Write each line out exactly, leaving none out.

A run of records
****************

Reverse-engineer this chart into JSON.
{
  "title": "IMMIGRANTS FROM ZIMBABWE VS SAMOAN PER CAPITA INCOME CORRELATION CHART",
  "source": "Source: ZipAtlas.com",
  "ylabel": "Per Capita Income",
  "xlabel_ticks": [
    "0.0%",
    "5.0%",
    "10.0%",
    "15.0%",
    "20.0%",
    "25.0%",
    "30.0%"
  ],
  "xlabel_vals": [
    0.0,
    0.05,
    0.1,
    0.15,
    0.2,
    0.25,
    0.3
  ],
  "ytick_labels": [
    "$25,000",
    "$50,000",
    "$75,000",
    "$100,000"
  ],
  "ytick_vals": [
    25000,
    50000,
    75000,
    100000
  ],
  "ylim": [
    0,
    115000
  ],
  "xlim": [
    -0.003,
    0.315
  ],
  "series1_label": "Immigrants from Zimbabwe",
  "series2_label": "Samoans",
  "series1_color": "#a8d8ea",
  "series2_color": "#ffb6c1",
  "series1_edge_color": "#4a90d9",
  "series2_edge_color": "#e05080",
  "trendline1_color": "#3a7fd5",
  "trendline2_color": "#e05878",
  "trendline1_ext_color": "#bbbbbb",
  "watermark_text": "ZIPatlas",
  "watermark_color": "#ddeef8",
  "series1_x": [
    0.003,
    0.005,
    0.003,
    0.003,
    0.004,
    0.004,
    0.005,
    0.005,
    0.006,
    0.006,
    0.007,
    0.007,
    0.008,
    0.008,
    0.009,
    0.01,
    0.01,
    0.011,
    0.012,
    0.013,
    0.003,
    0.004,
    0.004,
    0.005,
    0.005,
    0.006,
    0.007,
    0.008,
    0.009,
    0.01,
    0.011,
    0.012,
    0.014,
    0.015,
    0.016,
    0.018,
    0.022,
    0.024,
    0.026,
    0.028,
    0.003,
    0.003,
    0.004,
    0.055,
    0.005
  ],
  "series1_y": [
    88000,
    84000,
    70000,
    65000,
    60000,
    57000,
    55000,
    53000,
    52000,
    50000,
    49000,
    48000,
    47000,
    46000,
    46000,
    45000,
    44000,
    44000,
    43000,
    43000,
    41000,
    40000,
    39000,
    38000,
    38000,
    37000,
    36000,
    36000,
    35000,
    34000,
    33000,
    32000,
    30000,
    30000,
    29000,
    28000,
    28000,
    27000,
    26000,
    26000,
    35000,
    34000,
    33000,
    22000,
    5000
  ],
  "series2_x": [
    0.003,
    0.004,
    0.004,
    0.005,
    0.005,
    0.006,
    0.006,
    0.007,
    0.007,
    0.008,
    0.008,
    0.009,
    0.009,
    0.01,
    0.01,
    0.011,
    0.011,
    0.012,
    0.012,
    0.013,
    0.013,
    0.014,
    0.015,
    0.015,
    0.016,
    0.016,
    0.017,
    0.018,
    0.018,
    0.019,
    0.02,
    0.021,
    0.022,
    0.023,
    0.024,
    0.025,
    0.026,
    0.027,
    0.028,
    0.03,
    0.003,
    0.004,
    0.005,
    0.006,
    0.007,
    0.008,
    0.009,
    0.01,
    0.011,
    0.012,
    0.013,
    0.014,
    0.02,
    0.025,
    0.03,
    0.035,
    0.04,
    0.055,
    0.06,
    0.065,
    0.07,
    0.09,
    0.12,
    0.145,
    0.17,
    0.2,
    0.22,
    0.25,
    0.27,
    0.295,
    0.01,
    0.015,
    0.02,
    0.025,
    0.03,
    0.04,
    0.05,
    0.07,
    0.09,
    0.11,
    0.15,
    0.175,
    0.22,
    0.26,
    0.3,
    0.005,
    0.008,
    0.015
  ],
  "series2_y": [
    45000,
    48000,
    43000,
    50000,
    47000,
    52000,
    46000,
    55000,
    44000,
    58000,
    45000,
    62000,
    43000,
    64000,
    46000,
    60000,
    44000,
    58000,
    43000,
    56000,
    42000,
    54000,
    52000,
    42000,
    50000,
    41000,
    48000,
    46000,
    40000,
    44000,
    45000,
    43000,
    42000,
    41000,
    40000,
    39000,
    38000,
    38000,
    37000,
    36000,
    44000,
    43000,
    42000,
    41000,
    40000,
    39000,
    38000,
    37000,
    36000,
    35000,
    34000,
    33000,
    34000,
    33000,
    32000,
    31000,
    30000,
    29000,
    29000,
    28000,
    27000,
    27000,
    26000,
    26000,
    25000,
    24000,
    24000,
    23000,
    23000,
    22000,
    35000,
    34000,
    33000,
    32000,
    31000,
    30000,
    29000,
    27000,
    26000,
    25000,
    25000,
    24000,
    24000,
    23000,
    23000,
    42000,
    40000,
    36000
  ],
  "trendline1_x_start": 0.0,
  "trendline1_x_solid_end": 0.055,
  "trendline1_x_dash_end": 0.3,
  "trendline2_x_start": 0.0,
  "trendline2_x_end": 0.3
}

****************

WRITTEN ANSWER ->
Reverse-engineer this chart into JSON.
{
  "title": "IMMIGRANTS FROM ZIMBABWE VS SAMOAN PER CAPITA INCOME CORRELATION CHART",
  "source": "Source: ZipAtlas.com",
  "ylabel": "Per Capita Income",
  "xlabel_ticks": [
    "0.0%",
    "5.0%",
    "10.0%",
    "15.0%",
    "20.0%",
    "25.0%",
    "30.0%"
  ],
  "xlabel_vals": [
    0.0,
    0.05,
    0.1,
    0.15,
    0.2,
    0.25,
    0.3
  ],
  "ytick_labels": [
    "$25,000",
    "$50,000",
    "$75,000",
    "$100,000"
  ],
  "ytick_vals": [
    25000,
    50000,
    75000,
    100000
  ],
  "ylim": [
    0,
    115000
  ],
  "xlim": [
    -0.003,
    0.315
  ],
  "series1_label": "Immigrants from Zimbabwe",
  "series2_label": "Samoans",
  "series1_color": "#a8d8ea",
  "series2_color": "#ffb6c1",
  "series1_edge_color": "#4a90d9",
  "series2_edge_color": "#e05080",
  "trendline1_color": "#3a7fd5",
  "trendline2_color": "#e05878",
  "trendline1_ext_color": "#bbbbbb",
  "watermark_text": "ZIPatlas",
  "watermark_color": "#ddeef8",
  "series1_x": [
    0.003,
    0.005,
    0.003,
    0.003,
    0.004,
    0.004,
    0.005,
    0.005,
    0.006,
    0.006,
    0.007,
    0.007,
    0.008,
    0.008,
    0.009,
    0.01,
    0.01,
    0.011,
    0.012,
    0.013,
    0.003,
    0.004,
    0.004,
    0.005,
    0.005,
    0.006,
    0.007,
    0.008,
    0.009,
    0.01,
    0.011,
    0.012,
    0.014,
    0.015,
    0.016,
    0.018,
    0.022,
    0.024,
    0.026,
    0.028,
    0.003,
    0.003,
    0.004,
    0.055,
    0.005
  ],
  "series1_y": [
    88000,
    84000,
    70000,
    65000,
    60000,
    57000,
    55000,
    53000,
    52000,
    50000,
    49000,
    48000,
    47000,
    46000,
    46000,
    45000,
    44000,
    44000,
    43000,
    43000,
    41000,
    40000,
    39000,
    38000,
    38000,
    37000,
    36000,
    36000,
    35000,
    34000,
    33000,
    32000,
    30000,
    30000,
    29000,
    28000,
    28000,
    27000,
    26000,
    26000,
    35000,
    34000,
    33000,
    22000,
    5000
  ],
  "series2_x": [
    0.003,
    0.004,
    0.004,
    0.005,
    0.005,
    0.006,
    0.006,
    0.007,
    0.007,
    0.008,
    0.008,
    0.009,
    0.009,
    0.01,
    0.01,
    0.011,
    0.011,
    0.012,
    0.012,
    0.013,
    0.013,
    0.014,
    0.015,
    0.015,
    0.016,
    0.016,
    0.017,
    0.018,
    0.018,
    0.019,
    0.02,
    0.021,
    0.022,
    0.023,
    0.024,
    0.025,
    0.026,
    0.027,
    0.028,
    0.03,
    0.003,
    0.004,
    0.005,
    0.006,
    0.007,
    0.008,
    0.009,
    0.01,
    0.011,
    0.012,
    0.013,
    0.014,
    0.02,
    0.025,
    0.03,
    0.035,
    0.04,
    0.055,
    0.06,
    0.065,
    0.07,
    0.09,
    0.12,
    0.145,
    0.17,
    0.2,
    0.22,
    0.25,
    0.27,
    0.295,
    0.01,
    0.015,
    0.02,
    0.025,
    0.03,
    0.04,
    0.05,
    0.07,
    0.09,
    0.11,
    0.15,
    0.175,
    0.22,
    0.26,
    0.3,
    0.005,
    0.008,
    0.015
  ],
  "series2_y": [
    45000,
    48000,
    43000,
    50000,
    47000,
    52000,
    46000,
    55000,
    44000,
    58000,
    45000,
    62000,
    43000,
    64000,
    46000,
    60000,
    44000,
    58000,
    43000,
    56000,
    42000,
    54000,
    52000,
    42000,
    50000,
    41000,
    48000,
    46000,
    40000,
    44000,
    45000,
    43000,
    42000,
    41000,
    40000,
    39000,
    38000,
    38000,
    37000,
    36000,
    44000,
    43000,
    42000,
    41000,
    40000,
    39000,
    38000,
    37000,
    36000,
    35000,
    34000,
    33000,
    34000,
    33000,
    32000,
    31000,
    30000,
    29000,
    29000,
    28000,
    27000,
    27000,
    26000,
    26000,
    25000,
    24000,
    24000,
    23000,
    23000,
    22000,
    35000,
    34000,
    33000,
    32000,
    31000,
    30000,
    29000,
    27000,
    26000,
    25000,
    25000,
    24000,
    24000,
    23000,
    23000,
    42000,
    40000,
    36000
  ],
  "trendline1_x_start": 0.0,
  "trendline1_x_solid_end": 0.055,
  "trendline1_x_dash_end": 0.3,
  "trendline2_x_start": 0.0,
  "trendline2_x_end": 0.3
}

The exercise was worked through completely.